REQUIRED TASK: Retype the records below word for word and omit any image.

* START TASK INPUTS *

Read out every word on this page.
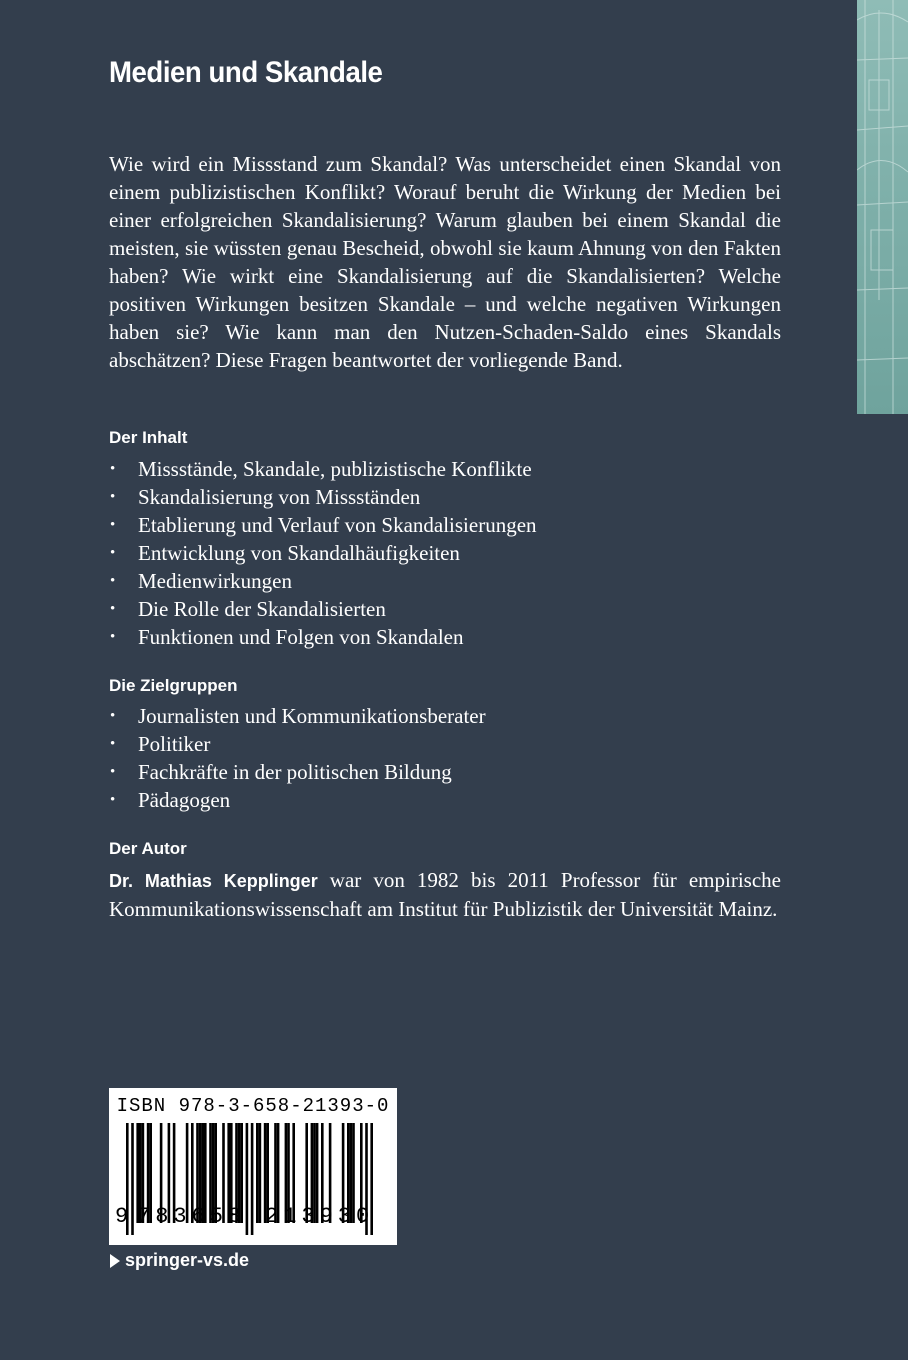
Medien und Skandale

Wie wird ein Missstand zum Skandal? Was unterscheidet einen Skandal von einem publizistischen Konflikt? Worauf beruht die Wirkung der Medien bei einer erfolgreichen Skandalisierung? Warum glauben bei einem Skandal die meisten, sie wüssten genau Bescheid, obwohl sie kaum Ahnung von den Fakten haben? Wie wirkt eine Skandalisierung auf die Skandalisierten? Welche positiven Wirkungen besitzen Skandale – und welche negativen Wirkungen haben sie? Wie kann man den Nutzen-Schaden-Saldo eines Skandals abschätzen? Diese Fragen beantwortet der vorliegende Band.

Der Inhalt
• Missstände, Skandale, publizistische Konflikte
• Skandalisierung von Missständen
• Etablierung und Verlauf von Skandalisierungen
• Entwicklung von Skandalhäufigkeiten
• Medienwirkungen
• Die Rolle der Skandalisierten
• Funktionen und Folgen von Skandalen
Die Zielgruppen
• Journalisten und Kommunikationsberater
• Politiker
• Fachkräfte in der politischen Bildung
• Pädagogen
Der Autor

Dr. Mathias Kepplinger war von 1982 bis 2011 Professor für empirische Kommunikationswissenschaft am Institut für Publizistik der Universität Mainz.

ISBN 978-3-658-21393-0
9 783658 213930
springer-vs.de
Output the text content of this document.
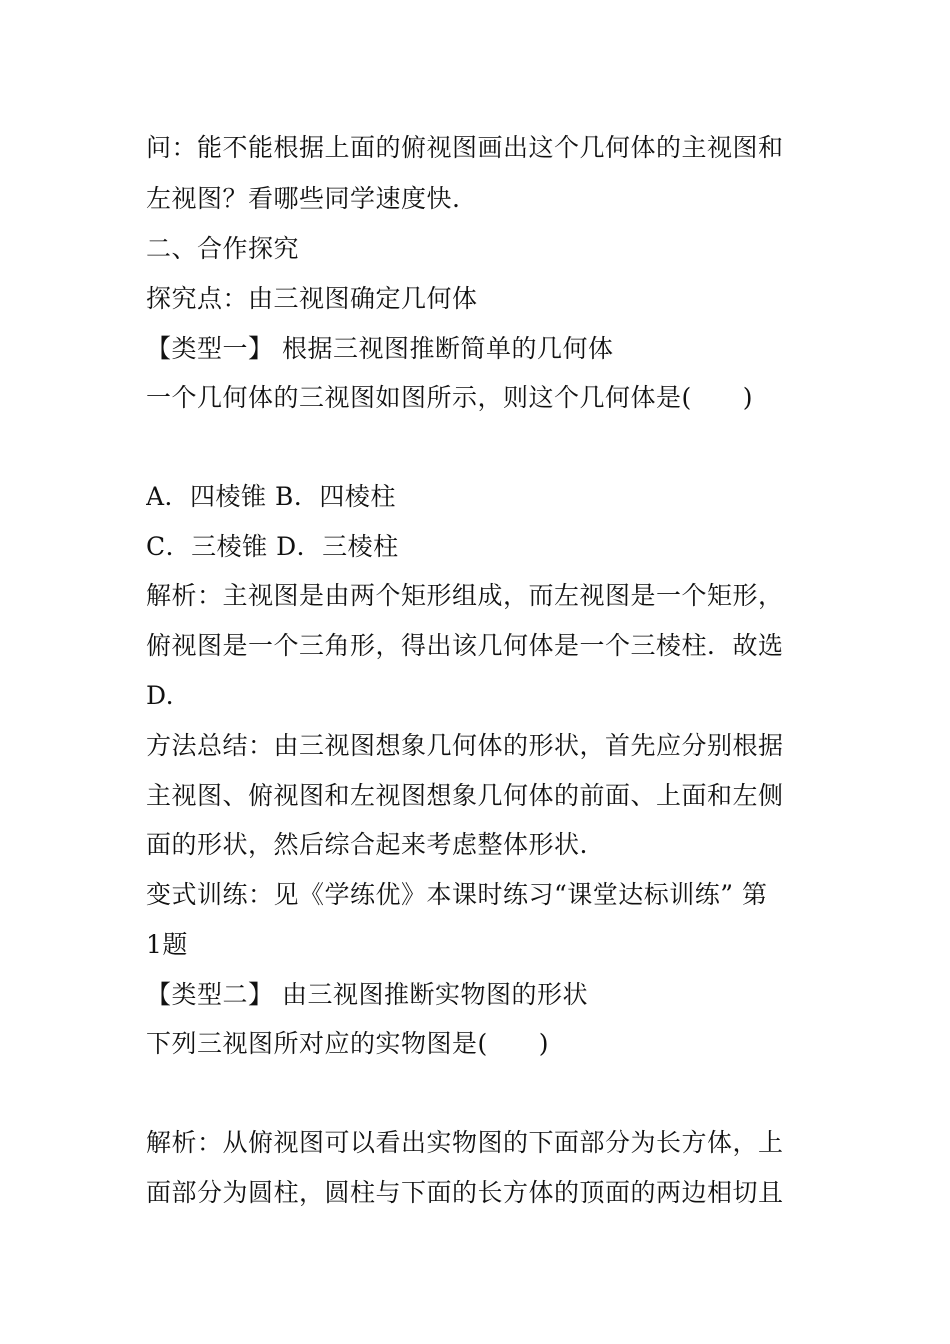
问：能不能根据上面的俯视图画出这个几何体的主视图和
左视图？看哪些同学速度快.
二、合作探究
探究点：由三视图确定几何体
【类型一】 根据三视图推断简单的几何体
一个几何体的三视图如图所示，则这个几何体是(　　)
A．四棱锥 B．四棱柱
C．三棱锥 D．三棱柱
解析：主视图是由两个矩形组成，而左视图是一个矩形，
俯视图是一个三角形，得出该几何体是一个三棱柱．故选
D.
方法总结：由三视图想象几何体的形状，首先应分别根据
主视图、俯视图和左视图想象几何体的前面、上面和左侧
面的形状，然后综合起来考虑整体形状.
变式训练：见《学练优》本课时练习“课堂达标训练” 第
1题
【类型二】 由三视图推断实物图的形状
下列三视图所对应的实物图是(　　)
解析：从俯视图可以看出实物图的下面部分为长方体，上
面部分为圆柱，圆柱与下面的长方体的顶面的两边相切且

* END TASK INPUTS *

TASK SOLUTION:
Read out every word on this page.
Medien und Skandale

Wie wird ein Missstand zum Skandal? Was unterscheidet einen Skandal von einem publizistischen Konflikt? Worauf beruht die Wirkung der Medien bei einer erfolgreichen Skandalisierung? Warum glauben bei einem Skandal die meisten, sie wüssten genau Bescheid, obwohl sie kaum Ahnung von den Fakten haben? Wie wirkt eine Skandalisierung auf die Skandalisierten? Welche positiven Wirkungen besitzen Skandale – und welche negativen Wirkungen haben sie? Wie kann man den Nutzen-Schaden-Saldo eines Skandals abschätzen? Diese Fragen beantwortet der vorliegende Band.

Der Inhalt
• Missstände, Skandale, publizistische Konflikte
• Skandalisierung von Missständen
• Etablierung und Verlauf von Skandalisierungen
• Entwicklung von Skandalhäufigkeiten
• Medienwirkungen
• Die Rolle der Skandalisierten
• Funktionen und Folgen von Skandalen
Die Zielgruppen
• Journalisten und Kommunikationsberater
• Politiker
• Fachkräfte in der politischen Bildung
• Pädagogen
Der Autor

Dr. Mathias Kepplinger war von 1982 bis 2011 Professor für empirische Kommunikationswissenschaft am Institut für Publizistik der Universität Mainz.

ISBN 978-3-658-21393-0
9 783658 213930
springer-vs.de
Output the text content of this document.
问：能不能根据上面的俯视图画出这个几何体的主视图和
左视图？看哪些同学速度快.
二、合作探究
探究点：由三视图确定几何体
【类型一】 根据三视图推断简单的几何体
一个几何体的三视图如图所示，则这个几何体是(　　)
A．四棱锥 B．四棱柱
C．三棱锥 D．三棱柱
解析：主视图是由两个矩形组成，而左视图是一个矩形，
俯视图是一个三角形，得出该几何体是一个三棱柱．故选
D.
方法总结：由三视图想象几何体的形状，首先应分别根据
主视图、俯视图和左视图想象几何体的前面、上面和左侧
面的形状，然后综合起来考虑整体形状.
变式训练：见《学练优》本课时练习“课堂达标训练” 第
1题
【类型二】 由三视图推断实物图的形状
下列三视图所对应的实物图是(　　)
解析：从俯视图可以看出实物图的下面部分为长方体，上
面部分为圆柱，圆柱与下面的长方体的顶面的两边相切且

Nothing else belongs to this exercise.